# Exercise instructions:
Go through the data and copy every line exactly, but not the images.

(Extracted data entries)
* BEGIN *

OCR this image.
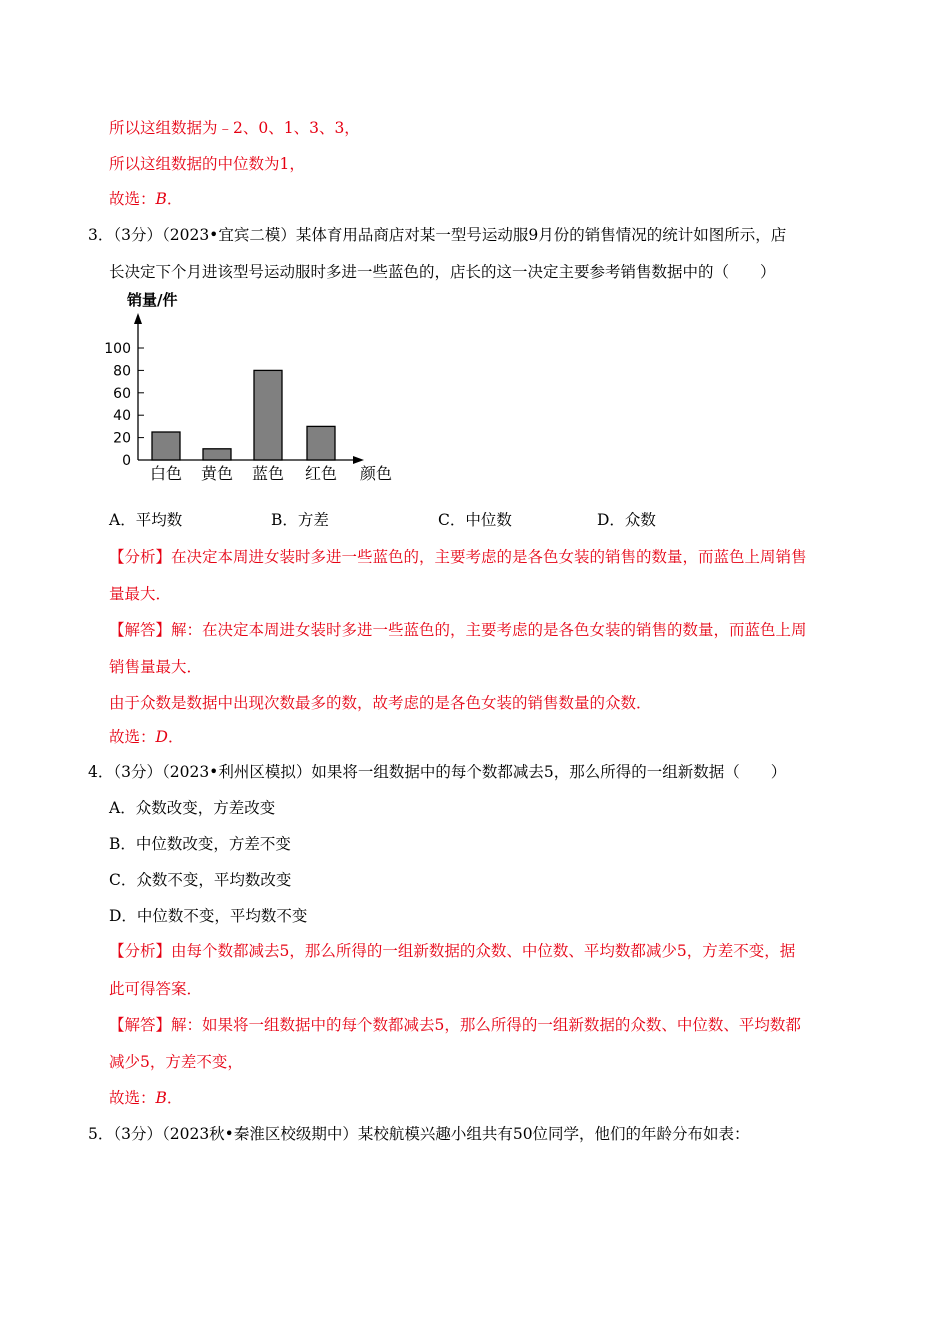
所以这组数据为﹣2、0、1、3、3，
所以这组数据的中位数为1，
故选：B．
3．（3分）（2023•宜宾二模）某体育用品商店对某一型号运动服9月份的销售情况的统计如图所示，店
长决定下个月进该型号运动服时多进一些蓝色的，店长的这一决定主要参考销售数据中的（　　）
销量/件
0
20
40
60
80
100
白色 黄色 蓝色 红色 颜色
A．平均数	B．方差	C．中位数	D．众数
【分析】在决定本周进女装时多进一些蓝色的，主要考虑的是各色女装的销售的数量，而蓝色上周销售
量最大．
【解答】解：在决定本周进女装时多进一些蓝色的，主要考虑的是各色女装的销售的数量，而蓝色上周
销售量最大．
由于众数是数据中出现次数最多的数，故考虑的是各色女装的销售数量的众数．
故选：D．
4．（3分）（2023•利州区模拟）如果将一组数据中的每个数都减去5，那么所得的一组新数据（　　）
A．众数改变，方差改变
B．中位数改变，方差不变
C．众数不变，平均数改变
D．中位数不变，平均数不变
【分析】由每个数都减去5，那么所得的一组新数据的众数、中位数、平均数都减少5，方差不变，据
此可得答案．
【解答】解：如果将一组数据中的每个数都减去5，那么所得的一组新数据的众数、中位数、平均数都
减少5，方差不变，
故选：B．
5．（3分）（2023秋•秦淮区校级期中）某校航模兴趣小组共有50位同学，他们的年龄分布如表：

* END *

# Finished answer:
OCR this image.
所以这组数据为﹣2、0、1、3、3，
所以这组数据的中位数为1，
故选：B．
3．（3分）（2023•宜宾二模）某体育用品商店对某一型号运动服9月份的销售情况的统计如图所示，店
长决定下个月进该型号运动服时多进一些蓝色的，店长的这一决定主要参考销售数据中的（　　）
销量/件
0
20
40
60
80
100
白色 黄色 蓝色 红色 颜色
A．平均数	B．方差	C．中位数	D．众数
【分析】在决定本周进女装时多进一些蓝色的，主要考虑的是各色女装的销售的数量，而蓝色上周销售
量最大．
【解答】解：在决定本周进女装时多进一些蓝色的，主要考虑的是各色女装的销售的数量，而蓝色上周
销售量最大．
由于众数是数据中出现次数最多的数，故考虑的是各色女装的销售数量的众数．
故选：D．
4．（3分）（2023•利州区模拟）如果将一组数据中的每个数都减去5，那么所得的一组新数据（　　）
A．众数改变，方差改变
B．中位数改变，方差不变
C．众数不变，平均数改变
D．中位数不变，平均数不变
【分析】由每个数都减去5，那么所得的一组新数据的众数、中位数、平均数都减少5，方差不变，据
此可得答案．
【解答】解：如果将一组数据中的每个数都减去5，那么所得的一组新数据的众数、中位数、平均数都
减少5，方差不变，
故选：B．
5．（3分）（2023秋•秦淮区校级期中）某校航模兴趣小组共有50位同学，他们的年龄分布如表：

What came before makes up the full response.